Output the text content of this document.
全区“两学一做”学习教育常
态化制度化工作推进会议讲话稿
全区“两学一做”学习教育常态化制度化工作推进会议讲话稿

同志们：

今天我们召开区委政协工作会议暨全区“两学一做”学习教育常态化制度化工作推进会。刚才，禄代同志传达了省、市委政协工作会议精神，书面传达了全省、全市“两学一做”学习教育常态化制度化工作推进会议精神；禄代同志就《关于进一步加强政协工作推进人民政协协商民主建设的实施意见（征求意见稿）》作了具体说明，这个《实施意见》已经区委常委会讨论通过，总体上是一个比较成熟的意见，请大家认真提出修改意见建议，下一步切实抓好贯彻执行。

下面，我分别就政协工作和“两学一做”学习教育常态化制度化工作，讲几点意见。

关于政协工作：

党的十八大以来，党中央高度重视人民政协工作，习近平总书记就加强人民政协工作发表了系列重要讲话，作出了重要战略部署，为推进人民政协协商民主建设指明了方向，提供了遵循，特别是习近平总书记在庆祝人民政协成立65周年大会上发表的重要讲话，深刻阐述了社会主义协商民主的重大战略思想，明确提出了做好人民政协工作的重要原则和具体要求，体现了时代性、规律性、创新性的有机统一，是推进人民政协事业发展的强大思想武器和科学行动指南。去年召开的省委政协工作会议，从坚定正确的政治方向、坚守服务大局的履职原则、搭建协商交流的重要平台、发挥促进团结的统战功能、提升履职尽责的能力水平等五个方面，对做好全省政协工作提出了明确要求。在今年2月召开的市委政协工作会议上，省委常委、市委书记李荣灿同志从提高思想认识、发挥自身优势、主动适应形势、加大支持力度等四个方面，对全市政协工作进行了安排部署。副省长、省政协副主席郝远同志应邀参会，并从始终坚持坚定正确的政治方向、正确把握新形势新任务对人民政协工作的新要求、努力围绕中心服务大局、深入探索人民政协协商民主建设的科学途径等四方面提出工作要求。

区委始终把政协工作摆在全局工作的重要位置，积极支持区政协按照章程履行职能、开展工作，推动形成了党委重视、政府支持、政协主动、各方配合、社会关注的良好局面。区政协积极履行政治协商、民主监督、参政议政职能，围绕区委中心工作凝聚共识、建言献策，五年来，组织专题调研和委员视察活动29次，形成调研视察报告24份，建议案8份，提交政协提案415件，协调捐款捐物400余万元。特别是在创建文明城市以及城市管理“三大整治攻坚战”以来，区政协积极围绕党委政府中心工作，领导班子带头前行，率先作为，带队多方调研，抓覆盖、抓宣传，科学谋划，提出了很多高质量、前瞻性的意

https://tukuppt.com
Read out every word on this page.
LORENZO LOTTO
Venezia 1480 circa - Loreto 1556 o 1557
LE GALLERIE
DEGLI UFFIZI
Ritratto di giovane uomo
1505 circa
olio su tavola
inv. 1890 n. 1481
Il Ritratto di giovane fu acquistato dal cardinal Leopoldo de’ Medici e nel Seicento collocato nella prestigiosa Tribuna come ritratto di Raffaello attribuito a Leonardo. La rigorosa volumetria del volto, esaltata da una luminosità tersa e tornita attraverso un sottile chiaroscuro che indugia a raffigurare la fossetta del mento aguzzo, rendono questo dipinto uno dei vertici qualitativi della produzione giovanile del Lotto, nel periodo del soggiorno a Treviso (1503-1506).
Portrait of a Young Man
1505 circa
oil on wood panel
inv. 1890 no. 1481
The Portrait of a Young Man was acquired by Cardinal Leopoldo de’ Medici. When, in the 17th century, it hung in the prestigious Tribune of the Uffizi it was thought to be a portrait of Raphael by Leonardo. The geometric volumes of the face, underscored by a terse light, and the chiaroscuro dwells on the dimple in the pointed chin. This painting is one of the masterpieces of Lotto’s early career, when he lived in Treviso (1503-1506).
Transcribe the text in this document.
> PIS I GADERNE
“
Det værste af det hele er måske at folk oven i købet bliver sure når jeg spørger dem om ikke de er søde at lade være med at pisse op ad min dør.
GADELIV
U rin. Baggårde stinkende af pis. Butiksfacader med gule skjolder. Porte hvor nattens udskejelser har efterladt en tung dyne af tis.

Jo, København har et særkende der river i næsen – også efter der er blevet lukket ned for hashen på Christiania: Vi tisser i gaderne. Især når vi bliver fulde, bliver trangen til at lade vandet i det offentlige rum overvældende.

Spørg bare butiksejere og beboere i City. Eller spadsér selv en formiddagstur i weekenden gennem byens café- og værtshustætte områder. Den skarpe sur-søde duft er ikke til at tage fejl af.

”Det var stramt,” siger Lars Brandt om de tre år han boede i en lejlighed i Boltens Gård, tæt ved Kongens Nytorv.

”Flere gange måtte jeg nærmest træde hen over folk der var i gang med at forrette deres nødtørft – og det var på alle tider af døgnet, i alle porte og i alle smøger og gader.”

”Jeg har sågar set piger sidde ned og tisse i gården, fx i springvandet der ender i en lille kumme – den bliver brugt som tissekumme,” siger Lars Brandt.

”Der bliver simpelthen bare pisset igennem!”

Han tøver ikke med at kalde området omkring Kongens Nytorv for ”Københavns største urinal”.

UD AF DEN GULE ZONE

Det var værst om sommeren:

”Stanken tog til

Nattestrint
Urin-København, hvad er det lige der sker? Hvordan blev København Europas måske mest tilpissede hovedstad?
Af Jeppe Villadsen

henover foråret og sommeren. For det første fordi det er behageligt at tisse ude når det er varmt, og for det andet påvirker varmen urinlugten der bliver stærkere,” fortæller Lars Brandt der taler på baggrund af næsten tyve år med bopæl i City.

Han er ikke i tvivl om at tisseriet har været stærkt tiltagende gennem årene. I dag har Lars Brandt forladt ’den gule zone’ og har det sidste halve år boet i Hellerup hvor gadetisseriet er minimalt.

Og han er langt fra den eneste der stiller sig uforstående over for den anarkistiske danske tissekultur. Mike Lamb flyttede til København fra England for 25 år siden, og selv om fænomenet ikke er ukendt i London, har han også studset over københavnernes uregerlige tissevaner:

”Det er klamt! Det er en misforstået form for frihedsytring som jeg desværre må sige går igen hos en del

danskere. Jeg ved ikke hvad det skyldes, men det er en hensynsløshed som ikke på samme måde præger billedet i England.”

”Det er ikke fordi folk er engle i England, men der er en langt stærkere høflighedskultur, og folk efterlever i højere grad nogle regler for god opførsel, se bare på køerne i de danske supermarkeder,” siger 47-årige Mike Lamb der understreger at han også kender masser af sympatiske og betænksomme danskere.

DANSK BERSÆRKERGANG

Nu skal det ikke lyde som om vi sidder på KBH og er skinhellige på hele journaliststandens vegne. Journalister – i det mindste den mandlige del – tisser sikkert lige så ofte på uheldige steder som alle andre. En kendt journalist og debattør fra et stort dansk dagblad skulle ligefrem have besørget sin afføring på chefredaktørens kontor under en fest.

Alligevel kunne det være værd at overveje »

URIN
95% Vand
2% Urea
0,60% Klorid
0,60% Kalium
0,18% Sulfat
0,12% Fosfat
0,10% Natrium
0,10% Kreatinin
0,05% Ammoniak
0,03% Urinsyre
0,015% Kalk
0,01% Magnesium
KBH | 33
══════════════════════════════
• Your goal: Report each line of the material above where the word "Kongens" appears.

• Finished task:
”Det var stramt,” siger Lars Brandt om de tre år han boede i en lejlighed i Boltens Gård, tæt ved Kongens Nytorv.
Han tøver ikke med at kalde området omkring Kongens Nytorv for ”Københavns største urinal”.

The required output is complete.